What you are asked to do:
Provide the data again in its entirety, exactly as given.
━━━ Material provided
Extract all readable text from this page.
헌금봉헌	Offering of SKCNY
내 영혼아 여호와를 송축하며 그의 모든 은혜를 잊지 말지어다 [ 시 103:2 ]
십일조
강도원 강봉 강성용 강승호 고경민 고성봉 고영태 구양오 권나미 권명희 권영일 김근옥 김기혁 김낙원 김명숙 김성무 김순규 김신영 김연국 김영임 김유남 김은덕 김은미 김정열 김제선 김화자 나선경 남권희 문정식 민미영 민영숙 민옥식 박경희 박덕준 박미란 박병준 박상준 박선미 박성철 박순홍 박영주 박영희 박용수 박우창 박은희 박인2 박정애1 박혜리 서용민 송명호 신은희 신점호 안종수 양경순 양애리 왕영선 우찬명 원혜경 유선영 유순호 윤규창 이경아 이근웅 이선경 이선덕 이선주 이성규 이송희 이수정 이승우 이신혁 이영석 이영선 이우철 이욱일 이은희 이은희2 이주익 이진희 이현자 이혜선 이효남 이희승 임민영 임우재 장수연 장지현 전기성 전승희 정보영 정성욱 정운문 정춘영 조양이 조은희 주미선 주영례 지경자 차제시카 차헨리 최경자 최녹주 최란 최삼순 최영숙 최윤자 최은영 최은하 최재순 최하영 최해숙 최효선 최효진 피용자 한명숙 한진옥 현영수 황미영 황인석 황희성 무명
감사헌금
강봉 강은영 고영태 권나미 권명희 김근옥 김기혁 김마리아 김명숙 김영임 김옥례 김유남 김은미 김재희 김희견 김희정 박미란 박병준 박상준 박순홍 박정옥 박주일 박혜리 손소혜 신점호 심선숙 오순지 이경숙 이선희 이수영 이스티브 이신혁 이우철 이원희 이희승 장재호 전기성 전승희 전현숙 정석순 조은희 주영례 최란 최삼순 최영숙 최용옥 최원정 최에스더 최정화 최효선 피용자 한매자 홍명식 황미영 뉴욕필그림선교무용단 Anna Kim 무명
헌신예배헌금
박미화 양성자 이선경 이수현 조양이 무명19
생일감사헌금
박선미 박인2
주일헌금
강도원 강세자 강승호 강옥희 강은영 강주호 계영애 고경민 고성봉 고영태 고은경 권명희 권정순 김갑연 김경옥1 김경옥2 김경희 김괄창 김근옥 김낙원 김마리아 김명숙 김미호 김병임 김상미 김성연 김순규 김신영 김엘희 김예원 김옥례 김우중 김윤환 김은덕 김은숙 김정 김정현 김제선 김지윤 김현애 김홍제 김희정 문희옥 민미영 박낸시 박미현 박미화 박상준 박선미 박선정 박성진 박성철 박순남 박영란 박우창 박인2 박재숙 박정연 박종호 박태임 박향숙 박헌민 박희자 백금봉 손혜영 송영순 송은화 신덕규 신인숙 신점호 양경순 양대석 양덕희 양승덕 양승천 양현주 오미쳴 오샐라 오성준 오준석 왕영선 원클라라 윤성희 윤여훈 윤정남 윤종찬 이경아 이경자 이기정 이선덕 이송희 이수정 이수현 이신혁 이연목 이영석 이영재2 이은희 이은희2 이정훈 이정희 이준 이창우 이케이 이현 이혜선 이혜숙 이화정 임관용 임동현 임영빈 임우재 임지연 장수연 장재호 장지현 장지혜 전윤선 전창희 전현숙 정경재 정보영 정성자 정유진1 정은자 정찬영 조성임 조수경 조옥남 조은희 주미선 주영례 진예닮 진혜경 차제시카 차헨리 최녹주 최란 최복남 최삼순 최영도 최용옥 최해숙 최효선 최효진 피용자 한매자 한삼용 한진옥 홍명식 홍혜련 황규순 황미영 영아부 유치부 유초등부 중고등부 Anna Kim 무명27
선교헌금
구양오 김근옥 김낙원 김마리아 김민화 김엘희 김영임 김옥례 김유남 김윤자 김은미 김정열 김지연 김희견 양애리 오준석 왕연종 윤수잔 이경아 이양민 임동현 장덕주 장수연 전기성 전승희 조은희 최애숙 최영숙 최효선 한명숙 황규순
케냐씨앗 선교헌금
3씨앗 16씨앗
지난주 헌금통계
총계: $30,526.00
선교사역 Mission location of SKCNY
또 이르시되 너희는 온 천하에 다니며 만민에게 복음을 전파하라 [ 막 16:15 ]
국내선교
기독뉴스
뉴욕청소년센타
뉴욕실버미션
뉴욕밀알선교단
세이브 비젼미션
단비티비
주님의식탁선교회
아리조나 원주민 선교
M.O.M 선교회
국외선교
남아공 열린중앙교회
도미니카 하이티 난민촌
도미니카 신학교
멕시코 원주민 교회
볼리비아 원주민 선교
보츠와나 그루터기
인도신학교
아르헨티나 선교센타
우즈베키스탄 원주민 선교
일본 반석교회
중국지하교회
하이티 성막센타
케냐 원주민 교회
━━━━━━
Expected output:
Extract all readable text from this page.
헌금봉헌	Offering of SKCNY
내 영혼아 여호와를 송축하며 그의 모든 은혜를 잊지 말지어다 [ 시 103:2 ]
십일조
강도원 강봉 강성용 강승호 고경민 고성봉 고영태 구양오 권나미 권명희 권영일 김근옥 김기혁 김낙원 김명숙 김성무 김순규 김신영 김연국 김영임 김유남 김은덕 김은미 김정열 김제선 김화자 나선경 남권희 문정식 민미영 민영숙 민옥식 박경희 박덕준 박미란 박병준 박상준 박선미 박성철 박순홍 박영주 박영희 박용수 박우창 박은희 박인2 박정애1 박혜리 서용민 송명호 신은희 신점호 안종수 양경순 양애리 왕영선 우찬명 원혜경 유선영 유순호 윤규창 이경아 이근웅 이선경 이선덕 이선주 이성규 이송희 이수정 이승우 이신혁 이영석 이영선 이우철 이욱일 이은희 이은희2 이주익 이진희 이현자 이혜선 이효남 이희승 임민영 임우재 장수연 장지현 전기성 전승희 정보영 정성욱 정운문 정춘영 조양이 조은희 주미선 주영례 지경자 차제시카 차헨리 최경자 최녹주 최란 최삼순 최영숙 최윤자 최은영 최은하 최재순 최하영 최해숙 최효선 최효진 피용자 한명숙 한진옥 현영수 황미영 황인석 황희성 무명
감사헌금
강봉 강은영 고영태 권나미 권명희 김근옥 김기혁 김마리아 김명숙 김영임 김옥례 김유남 김은미 김재희 김희견 김희정 박미란 박병준 박상준 박순홍 박정옥 박주일 박혜리 손소혜 신점호 심선숙 오순지 이경숙 이선희 이수영 이스티브 이신혁 이우철 이원희 이희승 장재호 전기성 전승희 전현숙 정석순 조은희 주영례 최란 최삼순 최영숙 최용옥 최원정 최에스더 최정화 최효선 피용자 한매자 홍명식 황미영 뉴욕필그림선교무용단 Anna Kim 무명
헌신예배헌금
박미화 양성자 이선경 이수현 조양이 무명19
생일감사헌금
박선미 박인2
주일헌금
강도원 강세자 강승호 강옥희 강은영 강주호 계영애 고경민 고성봉 고영태 고은경 권명희 권정순 김갑연 김경옥1 김경옥2 김경희 김괄창 김근옥 김낙원 김마리아 김명숙 김미호 김병임 김상미 김성연 김순규 김신영 김엘희 김예원 김옥례 김우중 김윤환 김은덕 김은숙 김정 김정현 김제선 김지윤 김현애 김홍제 김희정 문희옥 민미영 박낸시 박미현 박미화 박상준 박선미 박선정 박성진 박성철 박순남 박영란 박우창 박인2 박재숙 박정연 박종호 박태임 박향숙 박헌민 박희자 백금봉 손혜영 송영순 송은화 신덕규 신인숙 신점호 양경순 양대석 양덕희 양승덕 양승천 양현주 오미쳴 오샐라 오성준 오준석 왕영선 원클라라 윤성희 윤여훈 윤정남 윤종찬 이경아 이경자 이기정 이선덕 이송희 이수정 이수현 이신혁 이연목 이영석 이영재2 이은희 이은희2 이정훈 이정희 이준 이창우 이케이 이현 이혜선 이혜숙 이화정 임관용 임동현 임영빈 임우재 임지연 장수연 장재호 장지현 장지혜 전윤선 전창희 전현숙 정경재 정보영 정성자 정유진1 정은자 정찬영 조성임 조수경 조옥남 조은희 주미선 주영례 진예닮 진혜경 차제시카 차헨리 최녹주 최란 최복남 최삼순 최영도 최용옥 최해숙 최효선 최효진 피용자 한매자 한삼용 한진옥 홍명식 홍혜련 황규순 황미영 영아부 유치부 유초등부 중고등부 Anna Kim 무명27
선교헌금
구양오 김근옥 김낙원 김마리아 김민화 김엘희 김영임 김옥례 김유남 김윤자 김은미 김정열 김지연 김희견 양애리 오준석 왕연종 윤수잔 이경아 이양민 임동현 장덕주 장수연 전기성 전승희 조은희 최애숙 최영숙 최효선 한명숙 황규순
케냐씨앗 선교헌금
3씨앗 16씨앗
지난주 헌금통계
총계: $30,526.00
선교사역 Mission location of SKCNY
또 이르시되 너희는 온 천하에 다니며 만민에게 복음을 전파하라 [ 막 16:15 ]
국내선교
기독뉴스
뉴욕청소년센타
뉴욕실버미션
뉴욕밀알선교단
세이브 비젼미션
단비티비
주님의식탁선교회
아리조나 원주민 선교
M.O.M 선교회
국외선교
남아공 열린중앙교회
도미니카 하이티 난민촌
도미니카 신학교
멕시코 원주민 교회
볼리비아 원주민 선교
보츠와나 그루터기
인도신학교
아르헨티나 선교센타
우즈베키스탄 원주민 선교
일본 반석교회
중국지하교회
하이티 성막센타
케냐 원주민 교회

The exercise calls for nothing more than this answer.